#### Job:
Set down each entry exactly as given; pictures should not appear in the copy.

#### Extracted data:

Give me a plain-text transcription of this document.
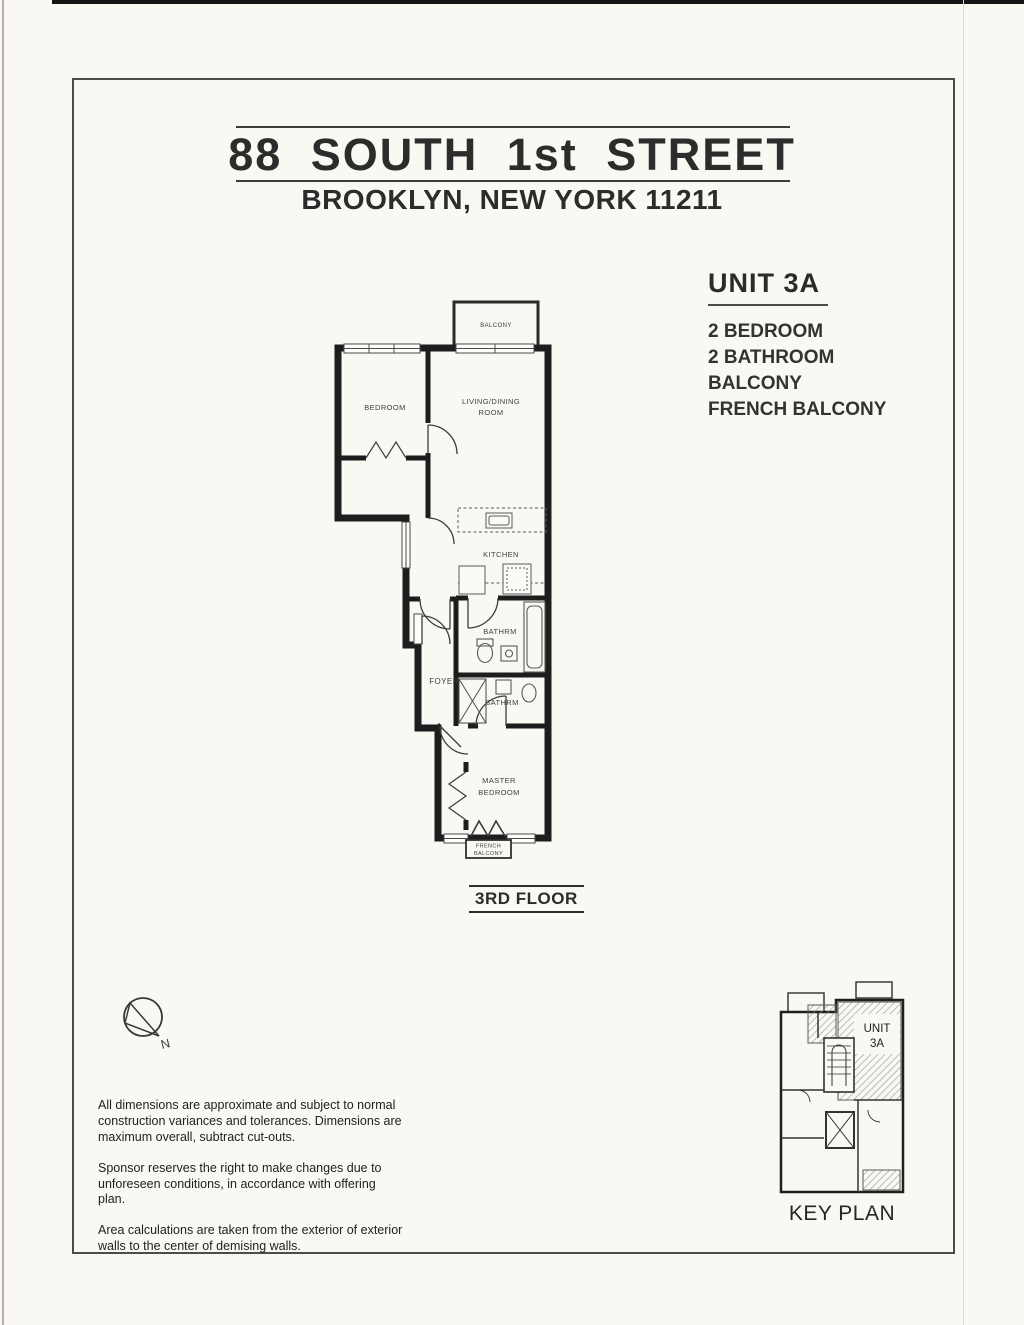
88 SOUTH 1st STREET
BROOKLYN, NEW YORK 11211
UNIT 3A
2 BEDROOM
2 BATHROOM
BALCONY
FRENCH BALCONY
BALCONY
BEDROOM
LIVING/DINING
ROOM
KITCHEN
BATHRM
FOYER
BATHRM
MASTER
BEDROOM
FRENCH
BALCONY
3RD FLOOR
N

All dimensions are approximate and subject to normal construction variances and tolerances. Dimensions are maximum overall, subtract cut-outs.

Sponsor reserves the right to make changes due to unforeseen conditions, in accordance with offering plan.

Area calculations are taken from the exterior of exterior walls to the center of demising walls.

UNIT
3A
KEY PLAN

#### Correct output:
Give me a plain-text transcription of this document.
88 SOUTH 1st STREET
BROOKLYN, NEW YORK 11211
UNIT 3A
2 BEDROOM
2 BATHROOM
BALCONY
FRENCH BALCONY
BALCONY
BEDROOM
LIVING/DINING
ROOM
KITCHEN
BATHRM
FOYER
BATHRM
MASTER
BEDROOM
FRENCH
BALCONY
3RD FLOOR
N

All dimensions are approximate and subject to normal construction variances and tolerances. Dimensions are maximum overall, subtract cut-outs.

Sponsor reserves the right to make changes due to unforeseen conditions, in accordance with offering plan.

Area calculations are taken from the exterior of exterior walls to the center of demising walls.

UNIT
3A
KEY PLAN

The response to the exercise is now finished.